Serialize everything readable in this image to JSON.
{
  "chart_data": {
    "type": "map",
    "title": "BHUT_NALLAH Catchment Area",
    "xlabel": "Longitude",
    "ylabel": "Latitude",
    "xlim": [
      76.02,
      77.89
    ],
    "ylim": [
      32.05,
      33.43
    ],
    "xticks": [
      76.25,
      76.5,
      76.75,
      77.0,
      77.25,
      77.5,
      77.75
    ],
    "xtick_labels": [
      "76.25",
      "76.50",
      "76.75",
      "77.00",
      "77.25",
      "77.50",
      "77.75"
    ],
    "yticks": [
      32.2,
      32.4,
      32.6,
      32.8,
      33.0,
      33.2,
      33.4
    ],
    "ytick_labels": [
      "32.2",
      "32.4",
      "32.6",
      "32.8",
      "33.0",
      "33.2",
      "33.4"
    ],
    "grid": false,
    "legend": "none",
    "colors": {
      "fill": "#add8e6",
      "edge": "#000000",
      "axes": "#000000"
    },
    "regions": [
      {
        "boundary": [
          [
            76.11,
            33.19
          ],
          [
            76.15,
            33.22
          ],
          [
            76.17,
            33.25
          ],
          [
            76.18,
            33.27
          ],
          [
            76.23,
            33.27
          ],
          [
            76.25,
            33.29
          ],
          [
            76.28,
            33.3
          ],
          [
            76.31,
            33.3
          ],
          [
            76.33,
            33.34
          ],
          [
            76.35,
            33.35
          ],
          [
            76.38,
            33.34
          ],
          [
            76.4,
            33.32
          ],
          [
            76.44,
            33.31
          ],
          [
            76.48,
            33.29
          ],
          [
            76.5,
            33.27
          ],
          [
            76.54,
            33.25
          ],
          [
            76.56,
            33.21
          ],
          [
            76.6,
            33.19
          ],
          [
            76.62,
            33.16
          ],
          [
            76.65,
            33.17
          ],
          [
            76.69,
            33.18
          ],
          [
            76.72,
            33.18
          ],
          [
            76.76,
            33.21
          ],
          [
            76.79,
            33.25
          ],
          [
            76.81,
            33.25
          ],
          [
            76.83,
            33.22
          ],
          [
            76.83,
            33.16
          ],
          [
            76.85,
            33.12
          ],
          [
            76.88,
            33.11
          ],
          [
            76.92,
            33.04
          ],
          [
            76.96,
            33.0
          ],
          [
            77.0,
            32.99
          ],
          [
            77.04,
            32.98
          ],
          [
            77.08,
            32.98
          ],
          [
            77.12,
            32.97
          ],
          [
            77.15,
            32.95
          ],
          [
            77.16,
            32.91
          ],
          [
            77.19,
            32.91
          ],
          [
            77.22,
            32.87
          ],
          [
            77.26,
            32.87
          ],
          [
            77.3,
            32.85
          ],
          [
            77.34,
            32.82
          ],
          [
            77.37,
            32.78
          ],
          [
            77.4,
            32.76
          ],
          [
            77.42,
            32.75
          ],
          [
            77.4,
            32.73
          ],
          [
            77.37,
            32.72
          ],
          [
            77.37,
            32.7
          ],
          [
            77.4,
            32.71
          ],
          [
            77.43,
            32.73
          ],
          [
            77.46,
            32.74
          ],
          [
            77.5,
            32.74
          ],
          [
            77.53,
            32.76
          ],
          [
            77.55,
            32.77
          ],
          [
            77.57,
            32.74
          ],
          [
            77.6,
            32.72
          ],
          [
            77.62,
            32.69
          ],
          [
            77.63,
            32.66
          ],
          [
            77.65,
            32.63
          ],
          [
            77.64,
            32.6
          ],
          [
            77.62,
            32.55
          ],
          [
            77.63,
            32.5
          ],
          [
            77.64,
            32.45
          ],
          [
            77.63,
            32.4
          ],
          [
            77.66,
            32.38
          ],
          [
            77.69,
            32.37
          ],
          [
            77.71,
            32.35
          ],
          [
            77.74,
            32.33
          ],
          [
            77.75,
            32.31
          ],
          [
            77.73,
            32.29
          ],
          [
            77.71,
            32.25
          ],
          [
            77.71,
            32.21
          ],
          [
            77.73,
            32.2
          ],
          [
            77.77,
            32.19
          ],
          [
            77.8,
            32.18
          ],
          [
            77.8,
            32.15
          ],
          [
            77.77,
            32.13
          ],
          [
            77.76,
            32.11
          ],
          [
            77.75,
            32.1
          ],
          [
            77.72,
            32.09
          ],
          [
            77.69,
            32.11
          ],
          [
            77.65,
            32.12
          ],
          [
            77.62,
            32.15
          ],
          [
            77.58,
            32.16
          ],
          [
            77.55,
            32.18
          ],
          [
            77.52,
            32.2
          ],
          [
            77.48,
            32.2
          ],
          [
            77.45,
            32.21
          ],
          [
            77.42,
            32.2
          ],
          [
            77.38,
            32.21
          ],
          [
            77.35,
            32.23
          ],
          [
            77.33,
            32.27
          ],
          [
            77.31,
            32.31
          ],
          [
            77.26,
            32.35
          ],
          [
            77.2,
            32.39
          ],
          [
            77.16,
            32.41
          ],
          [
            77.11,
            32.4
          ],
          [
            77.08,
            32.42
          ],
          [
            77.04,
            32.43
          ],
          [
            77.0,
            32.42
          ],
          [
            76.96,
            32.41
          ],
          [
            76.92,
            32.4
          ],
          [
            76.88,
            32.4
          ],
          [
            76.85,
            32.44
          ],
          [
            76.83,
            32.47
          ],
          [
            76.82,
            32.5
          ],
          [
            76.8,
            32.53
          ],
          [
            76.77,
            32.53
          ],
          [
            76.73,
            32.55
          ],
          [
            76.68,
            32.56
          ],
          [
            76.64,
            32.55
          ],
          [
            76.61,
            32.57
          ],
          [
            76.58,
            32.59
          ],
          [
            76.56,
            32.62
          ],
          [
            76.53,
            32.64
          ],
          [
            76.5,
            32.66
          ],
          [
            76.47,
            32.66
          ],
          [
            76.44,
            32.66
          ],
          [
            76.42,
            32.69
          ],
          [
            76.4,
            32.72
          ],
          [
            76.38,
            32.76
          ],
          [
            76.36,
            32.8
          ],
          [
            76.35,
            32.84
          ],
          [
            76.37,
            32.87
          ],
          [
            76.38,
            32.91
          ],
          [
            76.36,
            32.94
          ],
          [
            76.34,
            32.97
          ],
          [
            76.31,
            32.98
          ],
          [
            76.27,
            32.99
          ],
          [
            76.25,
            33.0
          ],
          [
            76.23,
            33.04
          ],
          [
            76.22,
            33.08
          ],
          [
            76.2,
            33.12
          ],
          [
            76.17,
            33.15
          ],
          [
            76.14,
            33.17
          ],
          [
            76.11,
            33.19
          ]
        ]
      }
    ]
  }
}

Directive: Copy out all the entries shown above, character for character.

Response:
Serialize everything readable in this image to JSON.
{
  "chart_data": {
    "type": "map",
    "title": "BHUT_NALLAH Catchment Area",
    "xlabel": "Longitude",
    "ylabel": "Latitude",
    "xlim": [
      76.02,
      77.89
    ],
    "ylim": [
      32.05,
      33.43
    ],
    "xticks": [
      76.25,
      76.5,
      76.75,
      77.0,
      77.25,
      77.5,
      77.75
    ],
    "xtick_labels": [
      "76.25",
      "76.50",
      "76.75",
      "77.00",
      "77.25",
      "77.50",
      "77.75"
    ],
    "yticks": [
      32.2,
      32.4,
      32.6,
      32.8,
      33.0,
      33.2,
      33.4
    ],
    "ytick_labels": [
      "32.2",
      "32.4",
      "32.6",
      "32.8",
      "33.0",
      "33.2",
      "33.4"
    ],
    "grid": false,
    "legend": "none",
    "colors": {
      "fill": "#add8e6",
      "edge": "#000000",
      "axes": "#000000"
    },
    "regions": [
      {
        "boundary": [
          [
            76.11,
            33.19
          ],
          [
            76.15,
            33.22
          ],
          [
            76.17,
            33.25
          ],
          [
            76.18,
            33.27
          ],
          [
            76.23,
            33.27
          ],
          [
            76.25,
            33.29
          ],
          [
            76.28,
            33.3
          ],
          [
            76.31,
            33.3
          ],
          [
            76.33,
            33.34
          ],
          [
            76.35,
            33.35
          ],
          [
            76.38,
            33.34
          ],
          [
            76.4,
            33.32
          ],
          [
            76.44,
            33.31
          ],
          [
            76.48,
            33.29
          ],
          [
            76.5,
            33.27
          ],
          [
            76.54,
            33.25
          ],
          [
            76.56,
            33.21
          ],
          [
            76.6,
            33.19
          ],
          [
            76.62,
            33.16
          ],
          [
            76.65,
            33.17
          ],
          [
            76.69,
            33.18
          ],
          [
            76.72,
            33.18
          ],
          [
            76.76,
            33.21
          ],
          [
            76.79,
            33.25
          ],
          [
            76.81,
            33.25
          ],
          [
            76.83,
            33.22
          ],
          [
            76.83,
            33.16
          ],
          [
            76.85,
            33.12
          ],
          [
            76.88,
            33.11
          ],
          [
            76.92,
            33.04
          ],
          [
            76.96,
            33.0
          ],
          [
            77.0,
            32.99
          ],
          [
            77.04,
            32.98
          ],
          [
            77.08,
            32.98
          ],
          [
            77.12,
            32.97
          ],
          [
            77.15,
            32.95
          ],
          [
            77.16,
            32.91
          ],
          [
            77.19,
            32.91
          ],
          [
            77.22,
            32.87
          ],
          [
            77.26,
            32.87
          ],
          [
            77.3,
            32.85
          ],
          [
            77.34,
            32.82
          ],
          [
            77.37,
            32.78
          ],
          [
            77.4,
            32.76
          ],
          [
            77.42,
            32.75
          ],
          [
            77.4,
            32.73
          ],
          [
            77.37,
            32.72
          ],
          [
            77.37,
            32.7
          ],
          [
            77.4,
            32.71
          ],
          [
            77.43,
            32.73
          ],
          [
            77.46,
            32.74
          ],
          [
            77.5,
            32.74
          ],
          [
            77.53,
            32.76
          ],
          [
            77.55,
            32.77
          ],
          [
            77.57,
            32.74
          ],
          [
            77.6,
            32.72
          ],
          [
            77.62,
            32.69
          ],
          [
            77.63,
            32.66
          ],
          [
            77.65,
            32.63
          ],
          [
            77.64,
            32.6
          ],
          [
            77.62,
            32.55
          ],
          [
            77.63,
            32.5
          ],
          [
            77.64,
            32.45
          ],
          [
            77.63,
            32.4
          ],
          [
            77.66,
            32.38
          ],
          [
            77.69,
            32.37
          ],
          [
            77.71,
            32.35
          ],
          [
            77.74,
            32.33
          ],
          [
            77.75,
            32.31
          ],
          [
            77.73,
            32.29
          ],
          [
            77.71,
            32.25
          ],
          [
            77.71,
            32.21
          ],
          [
            77.73,
            32.2
          ],
          [
            77.77,
            32.19
          ],
          [
            77.8,
            32.18
          ],
          [
            77.8,
            32.15
          ],
          [
            77.77,
            32.13
          ],
          [
            77.76,
            32.11
          ],
          [
            77.75,
            32.1
          ],
          [
            77.72,
            32.09
          ],
          [
            77.69,
            32.11
          ],
          [
            77.65,
            32.12
          ],
          [
            77.62,
            32.15
          ],
          [
            77.58,
            32.16
          ],
          [
            77.55,
            32.18
          ],
          [
            77.52,
            32.2
          ],
          [
            77.48,
            32.2
          ],
          [
            77.45,
            32.21
          ],
          [
            77.42,
            32.2
          ],
          [
            77.38,
            32.21
          ],
          [
            77.35,
            32.23
          ],
          [
            77.33,
            32.27
          ],
          [
            77.31,
            32.31
          ],
          [
            77.26,
            32.35
          ],
          [
            77.2,
            32.39
          ],
          [
            77.16,
            32.41
          ],
          [
            77.11,
            32.4
          ],
          [
            77.08,
            32.42
          ],
          [
            77.04,
            32.43
          ],
          [
            77.0,
            32.42
          ],
          [
            76.96,
            32.41
          ],
          [
            76.92,
            32.4
          ],
          [
            76.88,
            32.4
          ],
          [
            76.85,
            32.44
          ],
          [
            76.83,
            32.47
          ],
          [
            76.82,
            32.5
          ],
          [
            76.8,
            32.53
          ],
          [
            76.77,
            32.53
          ],
          [
            76.73,
            32.55
          ],
          [
            76.68,
            32.56
          ],
          [
            76.64,
            32.55
          ],
          [
            76.61,
            32.57
          ],
          [
            76.58,
            32.59
          ],
          [
            76.56,
            32.62
          ],
          [
            76.53,
            32.64
          ],
          [
            76.5,
            32.66
          ],
          [
            76.47,
            32.66
          ],
          [
            76.44,
            32.66
          ],
          [
            76.42,
            32.69
          ],
          [
            76.4,
            32.72
          ],
          [
            76.38,
            32.76
          ],
          [
            76.36,
            32.8
          ],
          [
            76.35,
            32.84
          ],
          [
            76.37,
            32.87
          ],
          [
            76.38,
            32.91
          ],
          [
            76.36,
            32.94
          ],
          [
            76.34,
            32.97
          ],
          [
            76.31,
            32.98
          ],
          [
            76.27,
            32.99
          ],
          [
            76.25,
            33.0
          ],
          [
            76.23,
            33.04
          ],
          [
            76.22,
            33.08
          ],
          [
            76.2,
            33.12
          ],
          [
            76.17,
            33.15
          ],
          [
            76.14,
            33.17
          ],
          [
            76.11,
            33.19
          ]
        ]
      }
    ]
  }
}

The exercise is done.